* What is being asked
Check every line of the entries below for "Feinberg", and copy the lines that have it.

-------- Entries provided

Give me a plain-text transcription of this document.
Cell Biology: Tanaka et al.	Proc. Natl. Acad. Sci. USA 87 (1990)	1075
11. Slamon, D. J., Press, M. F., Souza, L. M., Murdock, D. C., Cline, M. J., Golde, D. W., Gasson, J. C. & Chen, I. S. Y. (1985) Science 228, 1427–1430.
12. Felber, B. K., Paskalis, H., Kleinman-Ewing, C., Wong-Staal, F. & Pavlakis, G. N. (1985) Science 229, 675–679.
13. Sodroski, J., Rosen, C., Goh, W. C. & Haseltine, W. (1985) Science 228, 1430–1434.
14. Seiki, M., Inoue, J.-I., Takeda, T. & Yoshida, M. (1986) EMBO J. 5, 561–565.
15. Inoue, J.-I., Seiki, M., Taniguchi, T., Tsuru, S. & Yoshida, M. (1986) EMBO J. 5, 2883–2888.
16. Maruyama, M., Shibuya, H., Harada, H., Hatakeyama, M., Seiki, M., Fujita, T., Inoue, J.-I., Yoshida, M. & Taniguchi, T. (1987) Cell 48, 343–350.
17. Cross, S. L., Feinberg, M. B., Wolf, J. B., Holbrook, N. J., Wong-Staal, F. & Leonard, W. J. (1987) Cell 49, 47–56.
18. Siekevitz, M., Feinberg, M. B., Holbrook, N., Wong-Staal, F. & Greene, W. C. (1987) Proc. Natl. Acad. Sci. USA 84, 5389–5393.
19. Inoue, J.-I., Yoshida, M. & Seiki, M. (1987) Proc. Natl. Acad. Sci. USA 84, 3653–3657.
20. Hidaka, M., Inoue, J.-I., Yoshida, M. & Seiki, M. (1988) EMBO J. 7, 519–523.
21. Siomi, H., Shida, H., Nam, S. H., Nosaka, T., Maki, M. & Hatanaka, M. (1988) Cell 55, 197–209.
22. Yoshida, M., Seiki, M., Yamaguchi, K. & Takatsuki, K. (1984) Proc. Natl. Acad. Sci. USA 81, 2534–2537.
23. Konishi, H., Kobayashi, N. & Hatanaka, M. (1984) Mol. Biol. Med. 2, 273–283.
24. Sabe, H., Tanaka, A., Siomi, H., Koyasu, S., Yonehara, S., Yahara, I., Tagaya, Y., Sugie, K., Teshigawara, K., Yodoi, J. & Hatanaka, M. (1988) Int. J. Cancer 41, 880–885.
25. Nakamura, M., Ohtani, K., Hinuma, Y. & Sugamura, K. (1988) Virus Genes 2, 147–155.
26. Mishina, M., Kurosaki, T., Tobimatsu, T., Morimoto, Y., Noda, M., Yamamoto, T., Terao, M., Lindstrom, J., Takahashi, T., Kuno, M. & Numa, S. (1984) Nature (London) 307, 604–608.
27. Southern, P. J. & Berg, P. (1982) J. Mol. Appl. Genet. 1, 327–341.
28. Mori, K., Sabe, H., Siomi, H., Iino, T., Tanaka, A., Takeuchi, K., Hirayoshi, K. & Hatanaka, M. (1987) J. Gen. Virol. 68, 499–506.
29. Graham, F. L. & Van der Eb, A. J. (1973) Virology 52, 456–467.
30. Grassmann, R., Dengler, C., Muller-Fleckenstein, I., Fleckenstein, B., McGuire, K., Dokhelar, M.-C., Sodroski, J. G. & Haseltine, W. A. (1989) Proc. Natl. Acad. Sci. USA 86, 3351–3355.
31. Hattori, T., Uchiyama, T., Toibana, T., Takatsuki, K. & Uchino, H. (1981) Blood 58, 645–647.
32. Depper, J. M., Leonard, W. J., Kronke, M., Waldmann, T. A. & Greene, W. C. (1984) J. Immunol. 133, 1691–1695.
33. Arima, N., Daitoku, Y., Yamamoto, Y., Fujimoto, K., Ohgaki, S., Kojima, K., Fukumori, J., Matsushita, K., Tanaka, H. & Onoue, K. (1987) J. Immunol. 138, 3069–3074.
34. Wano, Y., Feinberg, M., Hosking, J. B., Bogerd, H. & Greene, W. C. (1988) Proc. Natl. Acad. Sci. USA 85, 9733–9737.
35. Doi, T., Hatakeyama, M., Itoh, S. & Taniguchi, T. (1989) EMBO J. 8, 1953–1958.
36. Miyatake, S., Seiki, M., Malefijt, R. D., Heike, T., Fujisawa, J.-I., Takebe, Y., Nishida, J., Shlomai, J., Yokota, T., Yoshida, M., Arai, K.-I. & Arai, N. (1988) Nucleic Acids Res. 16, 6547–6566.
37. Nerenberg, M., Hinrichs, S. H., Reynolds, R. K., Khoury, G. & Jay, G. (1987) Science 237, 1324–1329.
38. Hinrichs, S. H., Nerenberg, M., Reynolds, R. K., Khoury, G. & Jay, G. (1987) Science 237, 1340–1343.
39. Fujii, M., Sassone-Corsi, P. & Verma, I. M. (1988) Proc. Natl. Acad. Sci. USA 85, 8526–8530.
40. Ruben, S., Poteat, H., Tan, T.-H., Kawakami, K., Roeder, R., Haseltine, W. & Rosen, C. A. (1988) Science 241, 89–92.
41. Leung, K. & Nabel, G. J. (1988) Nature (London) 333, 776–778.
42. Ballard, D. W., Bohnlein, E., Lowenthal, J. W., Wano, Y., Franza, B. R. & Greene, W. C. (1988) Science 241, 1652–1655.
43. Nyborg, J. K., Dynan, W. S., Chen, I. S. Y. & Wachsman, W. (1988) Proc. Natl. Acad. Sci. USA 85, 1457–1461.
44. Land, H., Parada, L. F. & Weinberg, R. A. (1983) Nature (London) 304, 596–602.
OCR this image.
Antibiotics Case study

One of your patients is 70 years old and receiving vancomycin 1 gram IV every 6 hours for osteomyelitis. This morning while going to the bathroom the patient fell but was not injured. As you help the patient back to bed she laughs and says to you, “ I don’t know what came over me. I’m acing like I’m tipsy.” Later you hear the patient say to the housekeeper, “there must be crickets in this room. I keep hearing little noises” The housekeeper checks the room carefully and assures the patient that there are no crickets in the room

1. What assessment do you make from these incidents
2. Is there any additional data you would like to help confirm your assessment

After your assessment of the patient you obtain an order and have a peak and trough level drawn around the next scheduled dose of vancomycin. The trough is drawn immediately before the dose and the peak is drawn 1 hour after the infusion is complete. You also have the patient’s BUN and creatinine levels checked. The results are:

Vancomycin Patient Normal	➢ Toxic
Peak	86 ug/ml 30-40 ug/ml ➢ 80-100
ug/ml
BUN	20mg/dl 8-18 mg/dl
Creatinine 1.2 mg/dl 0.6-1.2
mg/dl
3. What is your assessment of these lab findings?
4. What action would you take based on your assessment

----------------

* Answer area
17. Cross, S. L., Feinberg, M. B., Wolf, J. B., Holbrook, N. J., Wong-Staal, F. & Leonard, W. J. (1987) Cell 49, 47–56.
18. Siekevitz, M., Feinberg, M. B., Holbrook, N., Wong-Staal, F. & Greene, W. C. (1987) Proc. Natl. Acad. Sci. USA 84, 5389–5393.
34. Wano, Y., Feinberg, M., Hosking, J. B., Bogerd, H. & Greene, W. C. (1988) Proc. Natl. Acad. Sci. USA 85, 9733–9737.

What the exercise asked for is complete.